[Stored items]
○ ○ ○ ○ ○ ○ ○

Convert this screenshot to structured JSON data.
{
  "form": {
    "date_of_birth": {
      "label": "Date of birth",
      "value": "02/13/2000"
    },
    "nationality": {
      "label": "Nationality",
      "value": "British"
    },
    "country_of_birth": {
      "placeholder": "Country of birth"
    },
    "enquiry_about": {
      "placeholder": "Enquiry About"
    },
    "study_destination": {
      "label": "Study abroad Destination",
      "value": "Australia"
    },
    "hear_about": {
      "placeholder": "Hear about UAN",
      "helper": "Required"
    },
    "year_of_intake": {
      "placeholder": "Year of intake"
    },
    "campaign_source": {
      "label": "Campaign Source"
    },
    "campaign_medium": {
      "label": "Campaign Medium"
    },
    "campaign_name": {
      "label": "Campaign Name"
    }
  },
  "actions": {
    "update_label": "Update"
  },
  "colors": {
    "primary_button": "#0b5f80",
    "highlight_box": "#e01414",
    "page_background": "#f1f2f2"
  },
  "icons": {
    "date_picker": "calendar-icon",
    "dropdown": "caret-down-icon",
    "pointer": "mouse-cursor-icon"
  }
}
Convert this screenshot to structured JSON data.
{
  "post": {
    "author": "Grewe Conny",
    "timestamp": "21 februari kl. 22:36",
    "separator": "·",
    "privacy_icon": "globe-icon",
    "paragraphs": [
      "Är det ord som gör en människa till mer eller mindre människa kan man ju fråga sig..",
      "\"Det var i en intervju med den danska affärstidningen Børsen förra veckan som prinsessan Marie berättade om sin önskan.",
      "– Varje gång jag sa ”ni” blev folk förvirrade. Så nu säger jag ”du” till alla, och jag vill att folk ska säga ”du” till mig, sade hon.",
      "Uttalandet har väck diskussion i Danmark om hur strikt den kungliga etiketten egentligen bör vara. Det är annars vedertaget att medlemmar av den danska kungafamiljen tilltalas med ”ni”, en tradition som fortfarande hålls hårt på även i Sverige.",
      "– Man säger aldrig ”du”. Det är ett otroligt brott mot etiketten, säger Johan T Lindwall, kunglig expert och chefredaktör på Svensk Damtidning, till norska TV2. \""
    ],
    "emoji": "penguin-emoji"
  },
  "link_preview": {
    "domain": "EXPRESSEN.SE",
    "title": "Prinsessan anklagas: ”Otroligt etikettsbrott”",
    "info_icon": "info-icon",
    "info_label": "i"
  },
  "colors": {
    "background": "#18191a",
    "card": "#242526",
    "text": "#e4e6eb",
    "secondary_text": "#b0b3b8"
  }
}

○ ○ ○ ○ ○ ○ ○

**What you should do**
Restate each record exactly as written.

**Answer to this exercise**
Convert this screenshot to structured JSON data.
{
  "form": {
    "date_of_birth": {
      "label": "Date of birth",
      "value": "02/13/2000"
    },
    "nationality": {
      "label": "Nationality",
      "value": "British"
    },
    "country_of_birth": {
      "placeholder": "Country of birth"
    },
    "enquiry_about": {
      "placeholder": "Enquiry About"
    },
    "study_destination": {
      "label": "Study abroad Destination",
      "value": "Australia"
    },
    "hear_about": {
      "placeholder": "Hear about UAN",
      "helper": "Required"
    },
    "year_of_intake": {
      "placeholder": "Year of intake"
    },
    "campaign_source": {
      "label": "Campaign Source"
    },
    "campaign_medium": {
      "label": "Campaign Medium"
    },
    "campaign_name": {
      "label": "Campaign Name"
    }
  },
  "actions": {
    "update_label": "Update"
  },
  "colors": {
    "primary_button": "#0b5f80",
    "highlight_box": "#e01414",
    "page_background": "#f1f2f2"
  },
  "icons": {
    "date_picker": "calendar-icon",
    "dropdown": "caret-down-icon",
    "pointer": "mouse-cursor-icon"
  }
}
Convert this screenshot to structured JSON data.
{
  "post": {
    "author": "Grewe Conny",
    "timestamp": "21 februari kl. 22:36",
    "separator": "·",
    "privacy_icon": "globe-icon",
    "paragraphs": [
      "Är det ord som gör en människa till mer eller mindre människa kan man ju fråga sig..",
      "\"Det var i en intervju med den danska affärstidningen Børsen förra veckan som prinsessan Marie berättade om sin önskan.",
      "– Varje gång jag sa ”ni” blev folk förvirrade. Så nu säger jag ”du” till alla, och jag vill att folk ska säga ”du” till mig, sade hon.",
      "Uttalandet har väck diskussion i Danmark om hur strikt den kungliga etiketten egentligen bör vara. Det är annars vedertaget att medlemmar av den danska kungafamiljen tilltalas med ”ni”, en tradition som fortfarande hålls hårt på även i Sverige.",
      "– Man säger aldrig ”du”. Det är ett otroligt brott mot etiketten, säger Johan T Lindwall, kunglig expert och chefredaktör på Svensk Damtidning, till norska TV2. \""
    ],
    "emoji": "penguin-emoji"
  },
  "link_preview": {
    "domain": "EXPRESSEN.SE",
    "title": "Prinsessan anklagas: ”Otroligt etikettsbrott”",
    "info_icon": "info-icon",
    "info_label": "i"
  },
  "colors": {
    "background": "#18191a",
    "card": "#242526",
    "text": "#e4e6eb",
    "secondary_text": "#b0b3b8"
  }
}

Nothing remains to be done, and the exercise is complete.